* [RECORDS FOR THE TASK]
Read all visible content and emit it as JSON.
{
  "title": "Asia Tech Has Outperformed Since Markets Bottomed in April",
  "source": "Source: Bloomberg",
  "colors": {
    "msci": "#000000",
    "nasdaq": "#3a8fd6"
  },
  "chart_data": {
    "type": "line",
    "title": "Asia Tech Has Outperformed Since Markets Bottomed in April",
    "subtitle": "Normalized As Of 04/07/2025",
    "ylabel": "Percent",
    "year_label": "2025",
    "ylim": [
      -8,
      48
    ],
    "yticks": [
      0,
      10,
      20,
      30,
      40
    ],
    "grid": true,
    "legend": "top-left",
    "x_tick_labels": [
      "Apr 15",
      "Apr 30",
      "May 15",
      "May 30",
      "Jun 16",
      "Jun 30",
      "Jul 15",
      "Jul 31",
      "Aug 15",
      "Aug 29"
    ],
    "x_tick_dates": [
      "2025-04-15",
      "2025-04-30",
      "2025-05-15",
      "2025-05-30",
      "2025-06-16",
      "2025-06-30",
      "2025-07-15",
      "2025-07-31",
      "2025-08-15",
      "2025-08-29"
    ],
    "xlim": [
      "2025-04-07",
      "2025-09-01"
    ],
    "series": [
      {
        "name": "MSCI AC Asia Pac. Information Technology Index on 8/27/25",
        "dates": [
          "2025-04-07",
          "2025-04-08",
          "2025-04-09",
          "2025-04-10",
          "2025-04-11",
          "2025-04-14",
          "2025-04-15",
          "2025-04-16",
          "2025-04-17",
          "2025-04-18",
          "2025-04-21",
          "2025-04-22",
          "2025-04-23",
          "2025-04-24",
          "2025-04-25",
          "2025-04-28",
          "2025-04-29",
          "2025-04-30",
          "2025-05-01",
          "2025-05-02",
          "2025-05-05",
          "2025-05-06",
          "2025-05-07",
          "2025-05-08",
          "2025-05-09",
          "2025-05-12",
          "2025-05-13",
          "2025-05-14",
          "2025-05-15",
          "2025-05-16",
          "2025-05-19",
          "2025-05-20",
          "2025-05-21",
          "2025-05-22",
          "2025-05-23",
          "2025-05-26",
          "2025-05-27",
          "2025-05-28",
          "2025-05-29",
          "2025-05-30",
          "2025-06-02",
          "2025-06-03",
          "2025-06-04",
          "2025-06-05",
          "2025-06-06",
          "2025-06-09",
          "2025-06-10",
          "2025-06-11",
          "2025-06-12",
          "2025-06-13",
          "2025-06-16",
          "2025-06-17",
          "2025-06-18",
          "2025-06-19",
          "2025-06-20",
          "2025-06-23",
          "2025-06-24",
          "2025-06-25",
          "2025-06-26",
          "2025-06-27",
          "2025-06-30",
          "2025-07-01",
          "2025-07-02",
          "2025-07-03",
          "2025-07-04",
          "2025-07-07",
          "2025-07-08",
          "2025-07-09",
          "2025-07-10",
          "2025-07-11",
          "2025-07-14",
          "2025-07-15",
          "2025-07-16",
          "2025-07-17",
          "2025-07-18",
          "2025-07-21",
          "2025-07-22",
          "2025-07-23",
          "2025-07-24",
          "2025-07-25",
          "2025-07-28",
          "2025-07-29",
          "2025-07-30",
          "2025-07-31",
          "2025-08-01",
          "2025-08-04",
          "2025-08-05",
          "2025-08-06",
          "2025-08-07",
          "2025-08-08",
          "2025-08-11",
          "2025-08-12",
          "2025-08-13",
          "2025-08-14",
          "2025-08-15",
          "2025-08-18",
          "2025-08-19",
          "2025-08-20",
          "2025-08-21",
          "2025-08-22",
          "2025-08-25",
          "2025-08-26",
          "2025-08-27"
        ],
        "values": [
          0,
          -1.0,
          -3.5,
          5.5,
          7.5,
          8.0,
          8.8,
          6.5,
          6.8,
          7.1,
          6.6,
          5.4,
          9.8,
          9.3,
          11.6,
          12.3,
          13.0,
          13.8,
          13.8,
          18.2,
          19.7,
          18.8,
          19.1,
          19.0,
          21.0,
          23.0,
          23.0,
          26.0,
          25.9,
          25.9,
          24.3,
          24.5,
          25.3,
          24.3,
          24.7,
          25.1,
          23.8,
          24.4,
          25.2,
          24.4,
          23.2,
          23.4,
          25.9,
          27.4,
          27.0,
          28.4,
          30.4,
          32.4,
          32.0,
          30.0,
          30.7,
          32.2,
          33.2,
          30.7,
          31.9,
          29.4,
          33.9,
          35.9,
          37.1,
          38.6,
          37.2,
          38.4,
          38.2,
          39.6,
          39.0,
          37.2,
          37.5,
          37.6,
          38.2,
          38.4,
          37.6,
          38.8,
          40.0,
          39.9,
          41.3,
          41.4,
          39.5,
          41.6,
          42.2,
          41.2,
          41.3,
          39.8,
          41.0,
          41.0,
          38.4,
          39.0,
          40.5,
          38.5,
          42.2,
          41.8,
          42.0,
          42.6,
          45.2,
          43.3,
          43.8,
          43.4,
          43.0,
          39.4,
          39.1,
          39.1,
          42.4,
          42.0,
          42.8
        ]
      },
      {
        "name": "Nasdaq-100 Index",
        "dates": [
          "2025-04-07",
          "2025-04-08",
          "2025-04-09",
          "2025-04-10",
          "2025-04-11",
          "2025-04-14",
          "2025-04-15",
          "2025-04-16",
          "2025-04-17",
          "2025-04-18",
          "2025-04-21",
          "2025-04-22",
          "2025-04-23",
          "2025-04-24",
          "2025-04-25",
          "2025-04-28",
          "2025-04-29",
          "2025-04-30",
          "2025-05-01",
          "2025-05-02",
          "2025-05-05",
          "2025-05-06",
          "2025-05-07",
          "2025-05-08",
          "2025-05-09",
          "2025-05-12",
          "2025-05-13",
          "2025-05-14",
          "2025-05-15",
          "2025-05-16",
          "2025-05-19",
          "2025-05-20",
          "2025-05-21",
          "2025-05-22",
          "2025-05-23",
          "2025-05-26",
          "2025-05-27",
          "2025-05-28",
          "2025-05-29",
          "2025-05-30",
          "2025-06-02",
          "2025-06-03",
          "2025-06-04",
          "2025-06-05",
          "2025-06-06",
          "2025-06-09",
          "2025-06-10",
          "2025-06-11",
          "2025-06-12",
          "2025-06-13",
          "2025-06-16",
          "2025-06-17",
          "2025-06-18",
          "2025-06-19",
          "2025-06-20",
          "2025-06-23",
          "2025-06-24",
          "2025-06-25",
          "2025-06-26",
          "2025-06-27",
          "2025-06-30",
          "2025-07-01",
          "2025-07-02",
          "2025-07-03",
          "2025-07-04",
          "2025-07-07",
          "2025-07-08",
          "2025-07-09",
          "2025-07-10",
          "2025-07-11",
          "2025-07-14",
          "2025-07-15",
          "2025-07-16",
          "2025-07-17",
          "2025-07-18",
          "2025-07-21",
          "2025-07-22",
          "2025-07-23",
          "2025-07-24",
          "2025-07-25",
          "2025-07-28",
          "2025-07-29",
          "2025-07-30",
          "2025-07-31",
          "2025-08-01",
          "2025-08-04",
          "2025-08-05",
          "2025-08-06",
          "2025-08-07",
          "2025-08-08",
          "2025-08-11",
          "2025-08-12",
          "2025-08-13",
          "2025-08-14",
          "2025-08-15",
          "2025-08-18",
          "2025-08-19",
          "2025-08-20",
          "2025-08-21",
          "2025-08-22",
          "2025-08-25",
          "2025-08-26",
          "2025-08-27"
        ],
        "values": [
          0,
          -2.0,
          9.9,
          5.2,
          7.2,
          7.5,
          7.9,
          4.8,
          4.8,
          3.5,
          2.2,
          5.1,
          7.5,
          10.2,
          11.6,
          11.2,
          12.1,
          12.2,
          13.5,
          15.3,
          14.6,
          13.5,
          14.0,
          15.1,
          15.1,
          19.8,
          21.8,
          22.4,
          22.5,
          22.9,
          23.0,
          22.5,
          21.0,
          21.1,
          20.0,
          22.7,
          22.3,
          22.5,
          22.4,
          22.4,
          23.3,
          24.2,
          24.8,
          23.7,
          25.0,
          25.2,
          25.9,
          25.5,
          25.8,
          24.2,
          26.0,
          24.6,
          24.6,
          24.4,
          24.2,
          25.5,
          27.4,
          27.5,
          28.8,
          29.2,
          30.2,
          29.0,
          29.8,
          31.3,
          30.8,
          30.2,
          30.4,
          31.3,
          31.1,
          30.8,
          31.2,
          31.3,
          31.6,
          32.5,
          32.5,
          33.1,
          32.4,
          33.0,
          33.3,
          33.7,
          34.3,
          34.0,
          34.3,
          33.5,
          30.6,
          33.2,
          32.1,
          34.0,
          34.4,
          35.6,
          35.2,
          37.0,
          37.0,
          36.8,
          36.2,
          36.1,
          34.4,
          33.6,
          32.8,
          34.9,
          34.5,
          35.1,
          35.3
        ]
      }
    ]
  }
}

* [TASK GOAL] State the number of lines in the preceding entries that include the word "Outperformed". Provide nothing else.

* [EXERCISE OUTPUT] 2